━━━━━ RECORDS TO PROCESS ━━━━━

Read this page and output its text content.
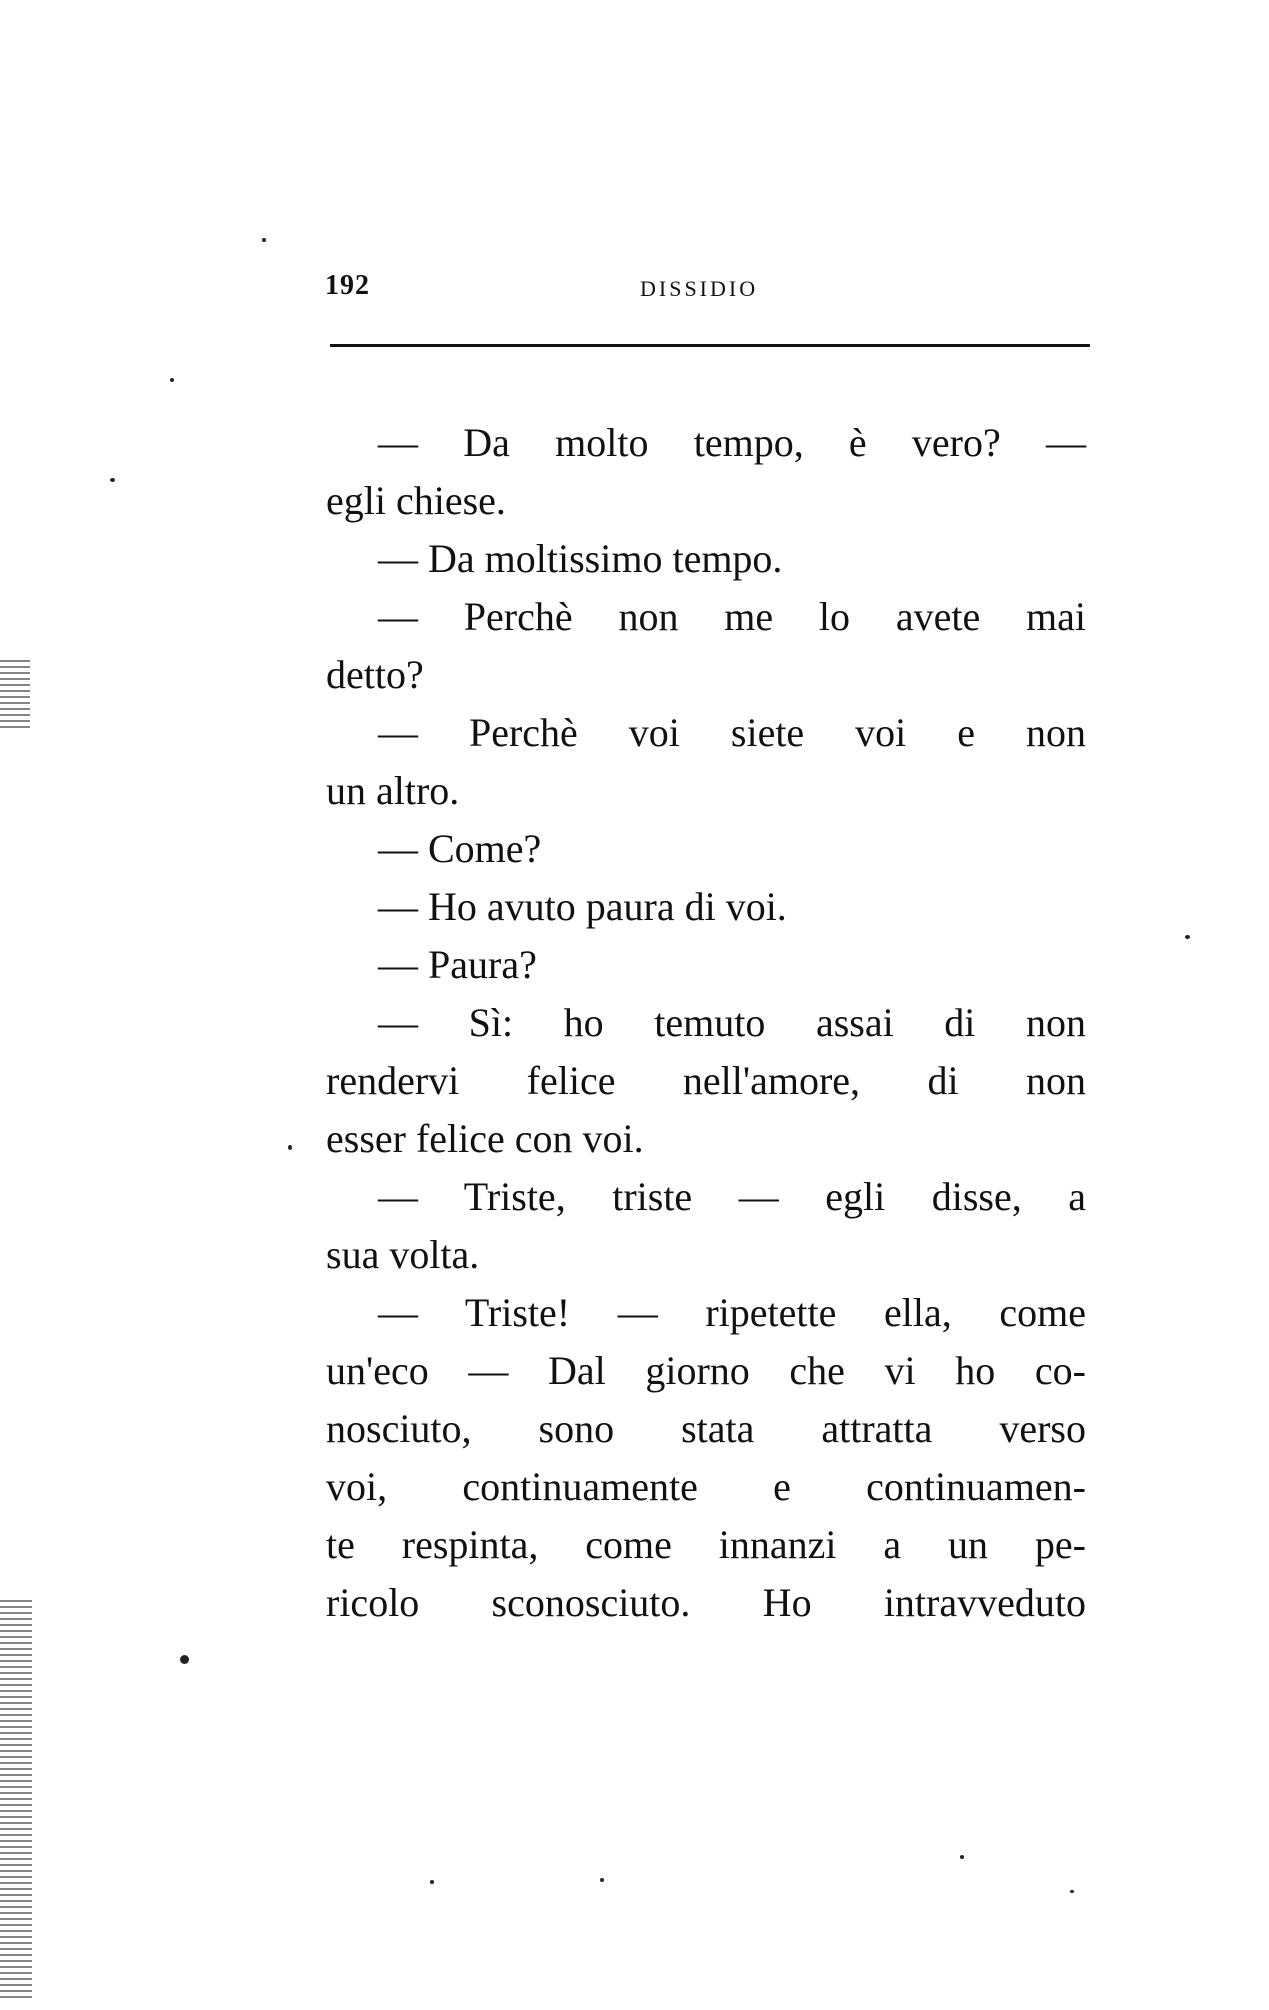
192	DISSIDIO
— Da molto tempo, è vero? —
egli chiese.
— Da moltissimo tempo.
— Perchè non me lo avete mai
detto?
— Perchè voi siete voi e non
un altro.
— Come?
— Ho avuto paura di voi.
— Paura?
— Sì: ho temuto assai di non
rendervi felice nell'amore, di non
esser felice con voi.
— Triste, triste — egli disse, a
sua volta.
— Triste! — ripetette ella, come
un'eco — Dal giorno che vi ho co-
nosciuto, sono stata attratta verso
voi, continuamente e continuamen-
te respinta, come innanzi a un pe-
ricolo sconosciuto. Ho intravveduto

━━━━━

THE TASK – From the material above, copy everything exactly but the pictures.

CORRECT RESULT –
Read this page and output its text content.
192	DISSIDIO
— Da molto tempo, è vero? —
egli chiese.
— Da moltissimo tempo.
— Perchè non me lo avete mai
detto?
— Perchè voi siete voi e non
un altro.
— Come?
— Ho avuto paura di voi.
— Paura?
— Sì: ho temuto assai di non
rendervi felice nell'amore, di non
esser felice con voi.
— Triste, triste — egli disse, a
sua volta.
— Triste! — ripetette ella, come
un'eco — Dal giorno che vi ho co-
nosciuto, sono stata attratta verso
voi, continuamente e continuamen-
te respinta, come innanzi a un pe-
ricolo sconosciuto. Ho intravveduto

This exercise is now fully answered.